**Task prompt**
Exact reproduction is required for all entries.

-------

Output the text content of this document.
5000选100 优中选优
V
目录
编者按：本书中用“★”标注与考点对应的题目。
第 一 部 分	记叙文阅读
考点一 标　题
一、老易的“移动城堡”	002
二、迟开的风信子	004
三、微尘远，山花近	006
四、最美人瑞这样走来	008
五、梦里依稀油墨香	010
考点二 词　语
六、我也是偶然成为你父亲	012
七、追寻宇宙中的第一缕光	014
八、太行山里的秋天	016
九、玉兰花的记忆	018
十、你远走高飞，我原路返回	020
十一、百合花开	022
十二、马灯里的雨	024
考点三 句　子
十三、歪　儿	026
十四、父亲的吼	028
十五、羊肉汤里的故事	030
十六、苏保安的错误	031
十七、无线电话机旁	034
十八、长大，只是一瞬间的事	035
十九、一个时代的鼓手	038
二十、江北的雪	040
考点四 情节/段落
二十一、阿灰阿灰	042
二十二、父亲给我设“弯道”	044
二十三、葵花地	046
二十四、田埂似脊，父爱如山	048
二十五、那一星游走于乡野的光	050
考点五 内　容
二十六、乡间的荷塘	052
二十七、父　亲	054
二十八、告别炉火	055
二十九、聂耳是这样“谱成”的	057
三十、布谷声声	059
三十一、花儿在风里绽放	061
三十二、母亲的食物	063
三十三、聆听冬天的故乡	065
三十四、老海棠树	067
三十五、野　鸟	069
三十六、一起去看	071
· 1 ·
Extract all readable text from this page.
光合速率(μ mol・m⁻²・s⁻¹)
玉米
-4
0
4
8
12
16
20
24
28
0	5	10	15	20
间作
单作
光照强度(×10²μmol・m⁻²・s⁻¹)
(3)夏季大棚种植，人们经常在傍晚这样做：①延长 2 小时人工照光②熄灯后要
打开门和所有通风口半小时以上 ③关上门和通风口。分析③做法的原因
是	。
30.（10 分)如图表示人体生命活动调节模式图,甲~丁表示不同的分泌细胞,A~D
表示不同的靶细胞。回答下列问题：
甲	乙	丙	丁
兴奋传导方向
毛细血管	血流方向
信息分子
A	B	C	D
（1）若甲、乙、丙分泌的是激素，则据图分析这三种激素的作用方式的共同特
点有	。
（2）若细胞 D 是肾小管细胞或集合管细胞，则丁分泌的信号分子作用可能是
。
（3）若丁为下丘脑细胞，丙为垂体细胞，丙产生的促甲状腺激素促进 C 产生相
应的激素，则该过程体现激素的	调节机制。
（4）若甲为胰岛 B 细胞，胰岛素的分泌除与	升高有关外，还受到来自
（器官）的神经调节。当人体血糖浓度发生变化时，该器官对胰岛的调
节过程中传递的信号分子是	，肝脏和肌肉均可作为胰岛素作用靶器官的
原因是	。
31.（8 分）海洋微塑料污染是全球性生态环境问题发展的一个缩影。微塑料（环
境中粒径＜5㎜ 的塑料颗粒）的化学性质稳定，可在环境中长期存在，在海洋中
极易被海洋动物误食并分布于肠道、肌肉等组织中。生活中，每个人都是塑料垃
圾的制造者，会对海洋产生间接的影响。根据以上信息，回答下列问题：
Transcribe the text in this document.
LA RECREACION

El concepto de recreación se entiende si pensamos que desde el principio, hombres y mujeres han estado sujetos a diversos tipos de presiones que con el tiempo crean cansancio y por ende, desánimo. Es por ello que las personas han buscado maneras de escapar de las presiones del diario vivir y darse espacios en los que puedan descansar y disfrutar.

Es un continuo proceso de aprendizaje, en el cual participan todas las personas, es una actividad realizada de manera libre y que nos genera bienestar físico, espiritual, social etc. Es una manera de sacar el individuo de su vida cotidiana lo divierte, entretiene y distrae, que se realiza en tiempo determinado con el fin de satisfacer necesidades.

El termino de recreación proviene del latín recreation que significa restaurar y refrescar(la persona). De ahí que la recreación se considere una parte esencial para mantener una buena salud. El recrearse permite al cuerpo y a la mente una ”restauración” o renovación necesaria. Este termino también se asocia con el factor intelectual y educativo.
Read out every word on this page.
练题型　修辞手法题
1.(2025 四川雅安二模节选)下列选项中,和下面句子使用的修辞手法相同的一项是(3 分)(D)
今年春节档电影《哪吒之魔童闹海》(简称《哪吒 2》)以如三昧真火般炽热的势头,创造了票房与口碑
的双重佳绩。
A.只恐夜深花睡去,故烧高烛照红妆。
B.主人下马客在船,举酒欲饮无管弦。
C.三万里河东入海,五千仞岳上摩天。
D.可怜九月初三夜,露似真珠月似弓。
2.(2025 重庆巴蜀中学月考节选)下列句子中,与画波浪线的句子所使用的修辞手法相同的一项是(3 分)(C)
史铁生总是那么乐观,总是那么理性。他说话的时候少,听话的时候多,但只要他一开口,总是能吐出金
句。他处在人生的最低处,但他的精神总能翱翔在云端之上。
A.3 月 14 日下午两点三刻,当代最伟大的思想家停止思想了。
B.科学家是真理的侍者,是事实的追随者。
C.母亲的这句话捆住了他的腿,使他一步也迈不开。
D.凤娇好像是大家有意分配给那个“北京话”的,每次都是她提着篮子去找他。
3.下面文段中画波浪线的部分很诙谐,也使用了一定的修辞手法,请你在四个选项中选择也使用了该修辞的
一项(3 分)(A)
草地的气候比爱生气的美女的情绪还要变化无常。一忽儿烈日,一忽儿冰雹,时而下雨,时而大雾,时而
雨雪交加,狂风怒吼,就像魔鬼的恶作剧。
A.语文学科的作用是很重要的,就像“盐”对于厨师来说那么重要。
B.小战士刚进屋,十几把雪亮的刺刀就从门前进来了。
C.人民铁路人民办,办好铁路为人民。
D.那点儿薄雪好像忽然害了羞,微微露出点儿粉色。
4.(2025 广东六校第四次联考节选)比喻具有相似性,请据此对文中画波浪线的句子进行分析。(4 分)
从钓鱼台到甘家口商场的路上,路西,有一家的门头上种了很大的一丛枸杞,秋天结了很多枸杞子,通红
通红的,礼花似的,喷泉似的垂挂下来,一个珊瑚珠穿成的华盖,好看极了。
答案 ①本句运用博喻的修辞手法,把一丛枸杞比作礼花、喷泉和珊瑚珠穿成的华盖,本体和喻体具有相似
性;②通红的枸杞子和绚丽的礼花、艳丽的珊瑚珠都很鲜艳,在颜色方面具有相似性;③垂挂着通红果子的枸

-------

**Output of the exercise**
Output the text content of this document.
5000选100 优中选优
V
目录
编者按：本书中用“★”标注与考点对应的题目。
第 一 部 分	记叙文阅读
考点一 标　题
一、老易的“移动城堡”	002
二、迟开的风信子	004
三、微尘远，山花近	006
四、最美人瑞这样走来	008
五、梦里依稀油墨香	010
考点二 词　语
六、我也是偶然成为你父亲	012
七、追寻宇宙中的第一缕光	014
八、太行山里的秋天	016
九、玉兰花的记忆	018
十、你远走高飞，我原路返回	020
十一、百合花开	022
十二、马灯里的雨	024
考点三 句　子
十三、歪　儿	026
十四、父亲的吼	028
十五、羊肉汤里的故事	030
十六、苏保安的错误	031
十七、无线电话机旁	034
十八、长大，只是一瞬间的事	035
十九、一个时代的鼓手	038
二十、江北的雪	040
考点四 情节/段落
二十一、阿灰阿灰	042
二十二、父亲给我设“弯道”	044
二十三、葵花地	046
二十四、田埂似脊，父爱如山	048
二十五、那一星游走于乡野的光	050
考点五 内　容
二十六、乡间的荷塘	052
二十七、父　亲	054
二十八、告别炉火	055
二十九、聂耳是这样“谱成”的	057
三十、布谷声声	059
三十一、花儿在风里绽放	061
三十二、母亲的食物	063
三十三、聆听冬天的故乡	065
三十四、老海棠树	067
三十五、野　鸟	069
三十六、一起去看	071
· 1 ·
Extract all readable text from this page.
光合速率(μ mol・m⁻²・s⁻¹)
玉米
-4
0
4
8
12
16
20
24
28
0	5	10	15	20
间作
单作
光照强度(×10²μmol・m⁻²・s⁻¹)
(3)夏季大棚种植，人们经常在傍晚这样做：①延长 2 小时人工照光②熄灯后要
打开门和所有通风口半小时以上 ③关上门和通风口。分析③做法的原因
是	。
30.（10 分)如图表示人体生命活动调节模式图,甲~丁表示不同的分泌细胞,A~D
表示不同的靶细胞。回答下列问题：
甲	乙	丙	丁
兴奋传导方向
毛细血管	血流方向
信息分子
A	B	C	D
（1）若甲、乙、丙分泌的是激素，则据图分析这三种激素的作用方式的共同特
点有	。
（2）若细胞 D 是肾小管细胞或集合管细胞，则丁分泌的信号分子作用可能是
。
（3）若丁为下丘脑细胞，丙为垂体细胞，丙产生的促甲状腺激素促进 C 产生相
应的激素，则该过程体现激素的	调节机制。
（4）若甲为胰岛 B 细胞，胰岛素的分泌除与	升高有关外，还受到来自
（器官）的神经调节。当人体血糖浓度发生变化时，该器官对胰岛的调
节过程中传递的信号分子是	，肝脏和肌肉均可作为胰岛素作用靶器官的
原因是	。
31.（8 分）海洋微塑料污染是全球性生态环境问题发展的一个缩影。微塑料（环
境中粒径＜5㎜ 的塑料颗粒）的化学性质稳定，可在环境中长期存在，在海洋中
极易被海洋动物误食并分布于肠道、肌肉等组织中。生活中，每个人都是塑料垃
圾的制造者，会对海洋产生间接的影响。根据以上信息，回答下列问题：
Transcribe the text in this document.
LA RECREACION

El concepto de recreación se entiende si pensamos que desde el principio, hombres y mujeres han estado sujetos a diversos tipos de presiones que con el tiempo crean cansancio y por ende, desánimo. Es por ello que las personas han buscado maneras de escapar de las presiones del diario vivir y darse espacios en los que puedan descansar y disfrutar.

Es un continuo proceso de aprendizaje, en el cual participan todas las personas, es una actividad realizada de manera libre y que nos genera bienestar físico, espiritual, social etc. Es una manera de sacar el individuo de su vida cotidiana lo divierte, entretiene y distrae, que se realiza en tiempo determinado con el fin de satisfacer necesidades.

El termino de recreación proviene del latín recreation que significa restaurar y refrescar(la persona). De ahí que la recreación se considere una parte esencial para mantener una buena salud. El recrearse permite al cuerpo y a la mente una ”restauración” o renovación necesaria. Este termino también se asocia con el factor intelectual y educativo.
Read out every word on this page.
练题型　修辞手法题
1.(2025 四川雅安二模节选)下列选项中,和下面句子使用的修辞手法相同的一项是(3 分)(D)
今年春节档电影《哪吒之魔童闹海》(简称《哪吒 2》)以如三昧真火般炽热的势头,创造了票房与口碑
的双重佳绩。
A.只恐夜深花睡去,故烧高烛照红妆。
B.主人下马客在船,举酒欲饮无管弦。
C.三万里河东入海,五千仞岳上摩天。
D.可怜九月初三夜,露似真珠月似弓。
2.(2025 重庆巴蜀中学月考节选)下列句子中,与画波浪线的句子所使用的修辞手法相同的一项是(3 分)(C)
史铁生总是那么乐观,总是那么理性。他说话的时候少,听话的时候多,但只要他一开口,总是能吐出金
句。他处在人生的最低处,但他的精神总能翱翔在云端之上。
A.3 月 14 日下午两点三刻,当代最伟大的思想家停止思想了。
B.科学家是真理的侍者,是事实的追随者。
C.母亲的这句话捆住了他的腿,使他一步也迈不开。
D.凤娇好像是大家有意分配给那个“北京话”的,每次都是她提着篮子去找他。
3.下面文段中画波浪线的部分很诙谐,也使用了一定的修辞手法,请你在四个选项中选择也使用了该修辞的
一项(3 分)(A)
草地的气候比爱生气的美女的情绪还要变化无常。一忽儿烈日,一忽儿冰雹,时而下雨,时而大雾,时而
雨雪交加,狂风怒吼,就像魔鬼的恶作剧。
A.语文学科的作用是很重要的,就像“盐”对于厨师来说那么重要。
B.小战士刚进屋,十几把雪亮的刺刀就从门前进来了。
C.人民铁路人民办,办好铁路为人民。
D.那点儿薄雪好像忽然害了羞,微微露出点儿粉色。
4.(2025 广东六校第四次联考节选)比喻具有相似性,请据此对文中画波浪线的句子进行分析。(4 分)
从钓鱼台到甘家口商场的路上,路西,有一家的门头上种了很大的一丛枸杞,秋天结了很多枸杞子,通红
通红的,礼花似的,喷泉似的垂挂下来,一个珊瑚珠穿成的华盖,好看极了。
答案 ①本句运用博喻的修辞手法,把一丛枸杞比作礼花、喷泉和珊瑚珠穿成的华盖,本体和喻体具有相似
性;②通红的枸杞子和绚丽的礼花、艳丽的珊瑚珠都很鲜艳,在颜色方面具有相似性;③垂挂着通红果子的枸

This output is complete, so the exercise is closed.